## Given problem
Search the material and gather each line with "level" in it.

## Provided records
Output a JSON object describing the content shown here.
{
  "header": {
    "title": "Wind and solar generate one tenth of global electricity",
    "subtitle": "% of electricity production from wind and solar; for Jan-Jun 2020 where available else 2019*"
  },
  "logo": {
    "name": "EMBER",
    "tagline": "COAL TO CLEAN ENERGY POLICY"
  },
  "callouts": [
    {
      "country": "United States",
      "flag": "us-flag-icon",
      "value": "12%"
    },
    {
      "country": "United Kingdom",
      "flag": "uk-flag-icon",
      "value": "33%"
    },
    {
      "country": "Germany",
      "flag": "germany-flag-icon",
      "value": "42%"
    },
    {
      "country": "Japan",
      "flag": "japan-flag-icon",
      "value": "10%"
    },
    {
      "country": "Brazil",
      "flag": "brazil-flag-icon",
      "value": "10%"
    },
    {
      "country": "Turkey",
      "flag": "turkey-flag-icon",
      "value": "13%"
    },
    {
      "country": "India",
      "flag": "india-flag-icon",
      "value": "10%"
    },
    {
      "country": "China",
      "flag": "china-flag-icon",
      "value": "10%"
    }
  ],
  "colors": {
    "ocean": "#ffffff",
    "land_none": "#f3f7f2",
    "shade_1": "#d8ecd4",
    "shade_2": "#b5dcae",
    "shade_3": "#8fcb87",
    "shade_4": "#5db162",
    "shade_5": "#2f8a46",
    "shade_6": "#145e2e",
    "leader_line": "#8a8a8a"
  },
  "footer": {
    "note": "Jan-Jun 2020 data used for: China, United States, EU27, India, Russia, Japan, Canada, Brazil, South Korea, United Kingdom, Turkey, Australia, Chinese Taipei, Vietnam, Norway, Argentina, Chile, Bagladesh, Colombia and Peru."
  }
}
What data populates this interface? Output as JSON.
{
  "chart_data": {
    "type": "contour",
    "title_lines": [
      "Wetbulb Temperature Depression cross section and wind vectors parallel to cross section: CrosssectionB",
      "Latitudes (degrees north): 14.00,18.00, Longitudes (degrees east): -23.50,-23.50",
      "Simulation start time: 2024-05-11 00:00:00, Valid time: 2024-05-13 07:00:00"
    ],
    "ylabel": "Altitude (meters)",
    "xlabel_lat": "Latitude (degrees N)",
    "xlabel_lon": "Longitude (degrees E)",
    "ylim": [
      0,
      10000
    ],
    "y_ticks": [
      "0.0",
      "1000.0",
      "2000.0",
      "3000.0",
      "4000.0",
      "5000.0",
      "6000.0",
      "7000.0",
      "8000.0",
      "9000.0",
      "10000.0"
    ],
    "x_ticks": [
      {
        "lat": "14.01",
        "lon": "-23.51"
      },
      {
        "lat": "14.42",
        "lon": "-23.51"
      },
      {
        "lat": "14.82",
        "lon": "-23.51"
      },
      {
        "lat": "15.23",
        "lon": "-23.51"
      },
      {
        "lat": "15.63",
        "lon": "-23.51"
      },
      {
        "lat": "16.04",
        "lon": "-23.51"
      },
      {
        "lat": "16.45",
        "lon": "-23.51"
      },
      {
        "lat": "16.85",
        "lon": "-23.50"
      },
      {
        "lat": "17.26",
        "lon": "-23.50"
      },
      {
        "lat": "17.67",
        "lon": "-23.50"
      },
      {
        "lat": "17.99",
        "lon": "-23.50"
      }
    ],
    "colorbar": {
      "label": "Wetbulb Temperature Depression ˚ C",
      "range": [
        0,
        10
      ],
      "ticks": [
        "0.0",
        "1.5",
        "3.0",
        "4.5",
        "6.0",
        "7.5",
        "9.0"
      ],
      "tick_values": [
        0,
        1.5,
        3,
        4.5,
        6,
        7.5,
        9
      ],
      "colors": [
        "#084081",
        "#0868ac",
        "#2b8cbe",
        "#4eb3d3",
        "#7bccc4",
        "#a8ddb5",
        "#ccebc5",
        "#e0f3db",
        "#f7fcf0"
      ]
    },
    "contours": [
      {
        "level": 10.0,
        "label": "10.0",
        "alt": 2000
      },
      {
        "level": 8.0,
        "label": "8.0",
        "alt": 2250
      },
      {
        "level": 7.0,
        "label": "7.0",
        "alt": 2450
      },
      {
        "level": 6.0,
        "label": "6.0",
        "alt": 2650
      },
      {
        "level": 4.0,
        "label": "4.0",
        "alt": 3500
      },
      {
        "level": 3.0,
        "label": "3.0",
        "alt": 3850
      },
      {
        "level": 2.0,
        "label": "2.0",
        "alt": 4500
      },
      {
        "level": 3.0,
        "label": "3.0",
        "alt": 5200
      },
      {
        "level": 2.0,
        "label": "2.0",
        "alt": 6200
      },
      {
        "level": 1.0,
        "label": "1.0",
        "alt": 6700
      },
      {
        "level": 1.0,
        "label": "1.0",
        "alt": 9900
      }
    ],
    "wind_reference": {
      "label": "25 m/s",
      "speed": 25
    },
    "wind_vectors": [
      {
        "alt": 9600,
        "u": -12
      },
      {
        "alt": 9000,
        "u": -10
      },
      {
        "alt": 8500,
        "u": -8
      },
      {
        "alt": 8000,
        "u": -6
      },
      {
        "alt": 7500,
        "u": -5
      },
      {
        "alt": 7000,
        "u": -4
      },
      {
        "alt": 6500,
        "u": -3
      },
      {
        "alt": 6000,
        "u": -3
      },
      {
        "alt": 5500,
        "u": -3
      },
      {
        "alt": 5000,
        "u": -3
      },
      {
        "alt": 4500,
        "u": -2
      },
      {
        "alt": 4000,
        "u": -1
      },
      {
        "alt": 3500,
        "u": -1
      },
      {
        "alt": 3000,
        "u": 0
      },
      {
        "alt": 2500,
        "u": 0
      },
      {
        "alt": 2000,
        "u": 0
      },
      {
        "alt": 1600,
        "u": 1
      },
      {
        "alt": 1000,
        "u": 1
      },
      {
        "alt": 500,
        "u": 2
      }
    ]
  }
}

## In response
        "level": 10.0,
        "level": 8.0,
        "level": 7.0,
        "level": 6.0,
        "level": 4.0,
        "level": 3.0,
        "level": 2.0,
        "level": 3.0,
        "level": 2.0,
        "level": 1.0,
        "level": 1.0,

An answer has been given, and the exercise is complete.